** BEGIN Data to use **

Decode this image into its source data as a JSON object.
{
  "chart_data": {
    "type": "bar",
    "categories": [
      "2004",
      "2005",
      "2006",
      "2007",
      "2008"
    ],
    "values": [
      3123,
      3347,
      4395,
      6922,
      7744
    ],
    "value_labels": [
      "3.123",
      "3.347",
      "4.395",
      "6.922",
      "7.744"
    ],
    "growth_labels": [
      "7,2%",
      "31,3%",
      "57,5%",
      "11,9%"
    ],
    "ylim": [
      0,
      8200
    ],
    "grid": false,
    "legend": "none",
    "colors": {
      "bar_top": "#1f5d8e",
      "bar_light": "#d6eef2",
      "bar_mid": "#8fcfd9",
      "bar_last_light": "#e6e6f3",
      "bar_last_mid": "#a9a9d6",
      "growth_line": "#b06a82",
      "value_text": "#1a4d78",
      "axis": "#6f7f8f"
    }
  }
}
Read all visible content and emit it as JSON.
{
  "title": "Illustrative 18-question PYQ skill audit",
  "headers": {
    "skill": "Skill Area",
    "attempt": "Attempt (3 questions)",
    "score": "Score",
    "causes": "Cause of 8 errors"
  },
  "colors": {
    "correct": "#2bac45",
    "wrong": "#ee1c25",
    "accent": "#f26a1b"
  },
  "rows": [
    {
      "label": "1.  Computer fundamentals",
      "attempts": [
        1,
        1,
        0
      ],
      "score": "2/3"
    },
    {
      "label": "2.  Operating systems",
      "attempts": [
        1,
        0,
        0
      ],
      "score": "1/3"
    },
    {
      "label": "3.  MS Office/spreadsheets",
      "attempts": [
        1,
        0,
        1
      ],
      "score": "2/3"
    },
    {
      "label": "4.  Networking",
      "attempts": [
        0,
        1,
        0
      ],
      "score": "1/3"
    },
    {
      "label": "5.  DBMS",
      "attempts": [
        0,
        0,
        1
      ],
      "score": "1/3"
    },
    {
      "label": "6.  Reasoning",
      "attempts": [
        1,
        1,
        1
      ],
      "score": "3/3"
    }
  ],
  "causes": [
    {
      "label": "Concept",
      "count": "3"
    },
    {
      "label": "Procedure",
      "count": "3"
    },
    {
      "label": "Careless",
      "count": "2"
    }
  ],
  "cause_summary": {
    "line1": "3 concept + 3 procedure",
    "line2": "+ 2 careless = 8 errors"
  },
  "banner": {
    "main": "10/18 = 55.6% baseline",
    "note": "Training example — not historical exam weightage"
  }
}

** END Data to use **

● **Short exercise**
Give all the records again. Match them exactly.

● **Finished answer**
Decode this image into its source data as a JSON object.
{
  "chart_data": {
    "type": "bar",
    "categories": [
      "2004",
      "2005",
      "2006",
      "2007",
      "2008"
    ],
    "values": [
      3123,
      3347,
      4395,
      6922,
      7744
    ],
    "value_labels": [
      "3.123",
      "3.347",
      "4.395",
      "6.922",
      "7.744"
    ],
    "growth_labels": [
      "7,2%",
      "31,3%",
      "57,5%",
      "11,9%"
    ],
    "ylim": [
      0,
      8200
    ],
    "grid": false,
    "legend": "none",
    "colors": {
      "bar_top": "#1f5d8e",
      "bar_light": "#d6eef2",
      "bar_mid": "#8fcfd9",
      "bar_last_light": "#e6e6f3",
      "bar_last_mid": "#a9a9d6",
      "growth_line": "#b06a82",
      "value_text": "#1a4d78",
      "axis": "#6f7f8f"
    }
  }
}
Read all visible content and emit it as JSON.
{
  "title": "Illustrative 18-question PYQ skill audit",
  "headers": {
    "skill": "Skill Area",
    "attempt": "Attempt (3 questions)",
    "score": "Score",
    "causes": "Cause of 8 errors"
  },
  "colors": {
    "correct": "#2bac45",
    "wrong": "#ee1c25",
    "accent": "#f26a1b"
  },
  "rows": [
    {
      "label": "1.  Computer fundamentals",
      "attempts": [
        1,
        1,
        0
      ],
      "score": "2/3"
    },
    {
      "label": "2.  Operating systems",
      "attempts": [
        1,
        0,
        0
      ],
      "score": "1/3"
    },
    {
      "label": "3.  MS Office/spreadsheets",
      "attempts": [
        1,
        0,
        1
      ],
      "score": "2/3"
    },
    {
      "label": "4.  Networking",
      "attempts": [
        0,
        1,
        0
      ],
      "score": "1/3"
    },
    {
      "label": "5.  DBMS",
      "attempts": [
        0,
        0,
        1
      ],
      "score": "1/3"
    },
    {
      "label": "6.  Reasoning",
      "attempts": [
        1,
        1,
        1
      ],
      "score": "3/3"
    }
  ],
  "causes": [
    {
      "label": "Concept",
      "count": "3"
    },
    {
      "label": "Procedure",
      "count": "3"
    },
    {
      "label": "Careless",
      "count": "2"
    }
  ],
  "cause_summary": {
    "line1": "3 concept + 3 procedure",
    "line2": "+ 2 careless = 8 errors"
  },
  "banner": {
    "main": "10/18 = 55.6% baseline",
    "note": "Training example — not historical exam weightage"
  }
}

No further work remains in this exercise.